** Start of ENTRIES SHOWN **

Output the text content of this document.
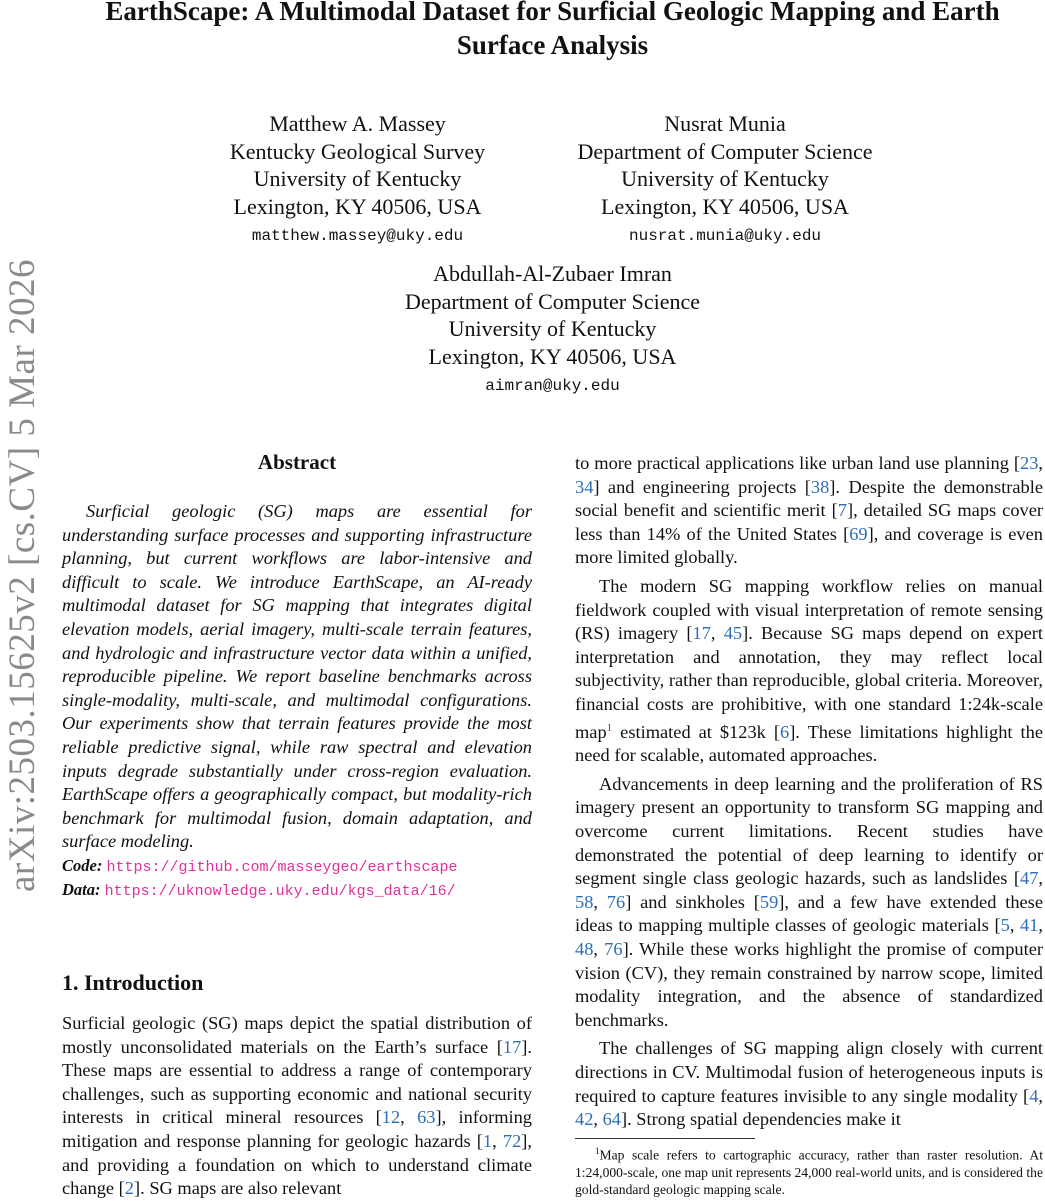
arXiv:2503.15625v2 [cs.CV] 5 Mar 2026
EarthScape: A Multimodal Dataset for Surficial Geologic Mapping and Earth
Surface Analysis
Matthew A. Massey
Kentucky Geological Survey
University of Kentucky
Lexington, KY 40506, USA
matthew.massey@uky.edu
Nusrat Munia
Department of Computer Science
University of Kentucky
Lexington, KY 40506, USA
nusrat.munia@uky.edu
Abdullah-Al-Zubaer Imran
Department of Computer Science
University of Kentucky
Lexington, KY 40506, USA
aimran@uky.edu
Abstract
Surficial geologic (SG) maps are essential for understanding surface processes and supporting infrastructure planning, but current workflows are labor-intensive and difficult to scale. We introduce EarthScape, an AI-ready multimodal dataset for SG mapping that integrates digital elevation models, aerial imagery, multi-scale terrain features, and hydrologic and infrastructure vector data within a unified, reproducible pipeline. We report baseline benchmarks across single-modality, multi-scale, and multimodal configurations. Our experiments show that terrain features provide the most reliable predictive signal, while raw spectral and elevation inputs degrade substantially under cross-region evaluation. EarthScape offers a geographically compact, but modality-rich benchmark for multimodal fusion, domain adaptation, and surface modeling.
Code: https://github.com/masseygeo/earthscape
Data: https://uknowledge.uky.edu/kgs_data/16/
1. Introduction
Surficial geologic (SG) maps depict the spatial distribution of mostly unconsolidated materials on the Earth’s surface [17]. These maps are essential to address a range of contemporary challenges, such as supporting economic and national security interests in critical mineral resources [12, 63], informing mitigation and response planning for geologic hazards [1, 72], and providing a foundation on which to understand climate change [2]. SG maps are also relevant

to more practical applications like urban land use planning [23, 34] and engineering projects [38]. Despite the demonstrable social benefit and scientific merit [7], detailed SG maps cover less than 14% of the United States [69], and coverage is even more limited globally.

The modern SG mapping workflow relies on manual fieldwork coupled with visual interpretation of remote sensing (RS) imagery [17, 45]. Because SG maps depend on expert interpretation and annotation, they may reflect local subjectivity, rather than reproducible, global criteria. Moreover, financial costs are prohibitive, with one standard 1:24k-scale map$^1$ estimated at $123k [6]. These limitations highlight the need for scalable, automated approaches.

Advancements in deep learning and the proliferation of RS imagery present an opportunity to transform SG mapping and overcome current limitations. Recent studies have demonstrated the potential of deep learning to identify or segment single class geologic hazards, such as landslides [47, 58, 76] and sinkholes [59], and a few have extended these ideas to mapping multiple classes of geologic materials [5, 41, 48, 76]. While these works highlight the promise of computer vision (CV), they remain constrained by narrow scope, limited modality integration, and the absence of standardized benchmarks.

The challenges of SG mapping align closely with current directions in CV. Multimodal fusion of heterogeneous inputs is required to capture features invisible to any single modality [4, 42, 64]. Strong spatial dependencies make it

$^1$Map scale refers to cartographic accuracy, rather than raster resolution. At 1:24,000-scale, one map unit represents 24,000 real-world units, and is considered the gold-standard geologic mapping scale.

** End of ENTRIES SHOWN **

WHAT THIS TASK INVOLVES
Pictures in the data above should not be copied; transcribe everything else exactly.

EXERCISE RESPONSE
Output the text content of this document.
arXiv:2503.15625v2 [cs.CV] 5 Mar 2026
EarthScape: A Multimodal Dataset for Surficial Geologic Mapping and Earth
Surface Analysis
Matthew A. Massey
Kentucky Geological Survey
University of Kentucky
Lexington, KY 40506, USA
matthew.massey@uky.edu
Nusrat Munia
Department of Computer Science
University of Kentucky
Lexington, KY 40506, USA
nusrat.munia@uky.edu
Abdullah-Al-Zubaer Imran
Department of Computer Science
University of Kentucky
Lexington, KY 40506, USA
aimran@uky.edu
Abstract
Surficial geologic (SG) maps are essential for understanding surface processes and supporting infrastructure planning, but current workflows are labor-intensive and difficult to scale. We introduce EarthScape, an AI-ready multimodal dataset for SG mapping that integrates digital elevation models, aerial imagery, multi-scale terrain features, and hydrologic and infrastructure vector data within a unified, reproducible pipeline. We report baseline benchmarks across single-modality, multi-scale, and multimodal configurations. Our experiments show that terrain features provide the most reliable predictive signal, while raw spectral and elevation inputs degrade substantially under cross-region evaluation. EarthScape offers a geographically compact, but modality-rich benchmark for multimodal fusion, domain adaptation, and surface modeling.
Code: https://github.com/masseygeo/earthscape
Data: https://uknowledge.uky.edu/kgs_data/16/
1. Introduction
Surficial geologic (SG) maps depict the spatial distribution of mostly unconsolidated materials on the Earth’s surface [17]. These maps are essential to address a range of contemporary challenges, such as supporting economic and national security interests in critical mineral resources [12, 63], informing mitigation and response planning for geologic hazards [1, 72], and providing a foundation on which to understand climate change [2]. SG maps are also relevant

to more practical applications like urban land use planning [23, 34] and engineering projects [38]. Despite the demonstrable social benefit and scientific merit [7], detailed SG maps cover less than 14% of the United States [69], and coverage is even more limited globally.

The modern SG mapping workflow relies on manual fieldwork coupled with visual interpretation of remote sensing (RS) imagery [17, 45]. Because SG maps depend on expert interpretation and annotation, they may reflect local subjectivity, rather than reproducible, global criteria. Moreover, financial costs are prohibitive, with one standard 1:24k-scale map$^1$ estimated at $123k [6]. These limitations highlight the need for scalable, automated approaches.

Advancements in deep learning and the proliferation of RS imagery present an opportunity to transform SG mapping and overcome current limitations. Recent studies have demonstrated the potential of deep learning to identify or segment single class geologic hazards, such as landslides [47, 58, 76] and sinkholes [59], and a few have extended these ideas to mapping multiple classes of geologic materials [5, 41, 48, 76]. While these works highlight the promise of computer vision (CV), they remain constrained by narrow scope, limited modality integration, and the absence of standardized benchmarks.

The challenges of SG mapping align closely with current directions in CV. Multimodal fusion of heterogeneous inputs is required to capture features invisible to any single modality [4, 42, 64]. Strong spatial dependencies make it

$^1$Map scale refers to cartographic accuracy, rather than raster resolution. At 1:24,000-scale, one map unit represents 24,000 real-world units, and is considered the gold-standard geologic mapping scale.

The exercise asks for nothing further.